→ **REQUIREMENTS**: Set down, in full, every record in the block.
### PROVIDED RECORDS
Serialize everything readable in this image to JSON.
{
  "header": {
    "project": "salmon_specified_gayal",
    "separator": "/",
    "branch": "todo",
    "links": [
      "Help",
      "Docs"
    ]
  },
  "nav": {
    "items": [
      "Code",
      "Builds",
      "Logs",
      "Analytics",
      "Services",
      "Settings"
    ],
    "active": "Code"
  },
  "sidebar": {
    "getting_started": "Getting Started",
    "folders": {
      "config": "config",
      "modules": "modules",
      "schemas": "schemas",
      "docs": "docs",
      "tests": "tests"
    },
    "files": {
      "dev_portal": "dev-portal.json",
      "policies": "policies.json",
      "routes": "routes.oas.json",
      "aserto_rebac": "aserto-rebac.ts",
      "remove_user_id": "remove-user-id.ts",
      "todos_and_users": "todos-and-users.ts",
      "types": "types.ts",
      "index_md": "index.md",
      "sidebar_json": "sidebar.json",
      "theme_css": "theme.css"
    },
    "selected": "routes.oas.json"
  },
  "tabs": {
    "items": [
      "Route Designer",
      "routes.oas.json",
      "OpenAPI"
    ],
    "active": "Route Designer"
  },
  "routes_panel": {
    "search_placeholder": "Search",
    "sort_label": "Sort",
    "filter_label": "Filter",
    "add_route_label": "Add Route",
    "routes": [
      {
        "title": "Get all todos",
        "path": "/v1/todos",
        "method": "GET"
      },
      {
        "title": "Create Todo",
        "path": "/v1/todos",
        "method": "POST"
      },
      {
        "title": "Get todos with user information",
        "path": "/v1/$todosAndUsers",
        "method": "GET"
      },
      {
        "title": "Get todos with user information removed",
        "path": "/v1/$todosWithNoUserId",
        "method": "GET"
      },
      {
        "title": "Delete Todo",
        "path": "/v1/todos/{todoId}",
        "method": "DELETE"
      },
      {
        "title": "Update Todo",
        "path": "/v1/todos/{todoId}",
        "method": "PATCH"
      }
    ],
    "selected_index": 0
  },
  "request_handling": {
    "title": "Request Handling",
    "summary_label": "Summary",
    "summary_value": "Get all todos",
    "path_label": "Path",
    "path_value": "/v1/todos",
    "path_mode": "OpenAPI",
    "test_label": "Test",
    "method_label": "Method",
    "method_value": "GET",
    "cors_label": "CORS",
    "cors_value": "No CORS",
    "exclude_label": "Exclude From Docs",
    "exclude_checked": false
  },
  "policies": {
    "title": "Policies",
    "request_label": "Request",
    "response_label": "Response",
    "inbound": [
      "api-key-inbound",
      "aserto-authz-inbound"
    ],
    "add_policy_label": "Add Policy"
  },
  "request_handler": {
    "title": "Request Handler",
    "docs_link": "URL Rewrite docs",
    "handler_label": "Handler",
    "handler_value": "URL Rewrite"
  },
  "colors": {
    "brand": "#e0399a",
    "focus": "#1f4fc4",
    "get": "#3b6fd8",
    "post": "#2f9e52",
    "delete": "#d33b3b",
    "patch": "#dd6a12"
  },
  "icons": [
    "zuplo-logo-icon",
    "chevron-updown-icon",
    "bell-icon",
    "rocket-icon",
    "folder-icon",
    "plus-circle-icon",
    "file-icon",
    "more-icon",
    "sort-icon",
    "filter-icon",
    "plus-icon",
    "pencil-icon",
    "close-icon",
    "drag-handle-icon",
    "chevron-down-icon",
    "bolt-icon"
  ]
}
######
→ **TASK RESPONSE**:
Serialize everything readable in this image to JSON.
{
  "header": {
    "project": "salmon_specified_gayal",
    "separator": "/",
    "branch": "todo",
    "links": [
      "Help",
      "Docs"
    ]
  },
  "nav": {
    "items": [
      "Code",
      "Builds",
      "Logs",
      "Analytics",
      "Services",
      "Settings"
    ],
    "active": "Code"
  },
  "sidebar": {
    "getting_started": "Getting Started",
    "folders": {
      "config": "config",
      "modules": "modules",
      "schemas": "schemas",
      "docs": "docs",
      "tests": "tests"
    },
    "files": {
      "dev_portal": "dev-portal.json",
      "policies": "policies.json",
      "routes": "routes.oas.json",
      "aserto_rebac": "aserto-rebac.ts",
      "remove_user_id": "remove-user-id.ts",
      "todos_and_users": "todos-and-users.ts",
      "types": "types.ts",
      "index_md": "index.md",
      "sidebar_json": "sidebar.json",
      "theme_css": "theme.css"
    },
    "selected": "routes.oas.json"
  },
  "tabs": {
    "items": [
      "Route Designer",
      "routes.oas.json",
      "OpenAPI"
    ],
    "active": "Route Designer"
  },
  "routes_panel": {
    "search_placeholder": "Search",
    "sort_label": "Sort",
    "filter_label": "Filter",
    "add_route_label": "Add Route",
    "routes": [
      {
        "title": "Get all todos",
        "path": "/v1/todos",
        "method": "GET"
      },
      {
        "title": "Create Todo",
        "path": "/v1/todos",
        "method": "POST"
      },
      {
        "title": "Get todos with user information",
        "path": "/v1/$todosAndUsers",
        "method": "GET"
      },
      {
        "title": "Get todos with user information removed",
        "path": "/v1/$todosWithNoUserId",
        "method": "GET"
      },
      {
        "title": "Delete Todo",
        "path": "/v1/todos/{todoId}",
        "method": "DELETE"
      },
      {
        "title": "Update Todo",
        "path": "/v1/todos/{todoId}",
        "method": "PATCH"
      }
    ],
    "selected_index": 0
  },
  "request_handling": {
    "title": "Request Handling",
    "summary_label": "Summary",
    "summary_value": "Get all todos",
    "path_label": "Path",
    "path_value": "/v1/todos",
    "path_mode": "OpenAPI",
    "test_label": "Test",
    "method_label": "Method",
    "method_value": "GET",
    "cors_label": "CORS",
    "cors_value": "No CORS",
    "exclude_label": "Exclude From Docs",
    "exclude_checked": false
  },
  "policies": {
    "title": "Policies",
    "request_label": "Request",
    "response_label": "Response",
    "inbound": [
      "api-key-inbound",
      "aserto-authz-inbound"
    ],
    "add_policy_label": "Add Policy"
  },
  "request_handler": {
    "title": "Request Handler",
    "docs_link": "URL Rewrite docs",
    "handler_label": "Handler",
    "handler_value": "URL Rewrite"
  },
  "colors": {
    "brand": "#e0399a",
    "focus": "#1f4fc4",
    "get": "#3b6fd8",
    "post": "#2f9e52",
    "delete": "#d33b3b",
    "patch": "#dd6a12"
  },
  "icons": [
    "zuplo-logo-icon",
    "chevron-updown-icon",
    "bell-icon",
    "rocket-icon",
    "folder-icon",
    "plus-circle-icon",
    "file-icon",
    "more-icon",
    "sort-icon",
    "filter-icon",
    "plus-icon",
    "pencil-icon",
    "close-icon",
    "drag-handle-icon",
    "chevron-down-icon",
    "bolt-icon"
  ]
}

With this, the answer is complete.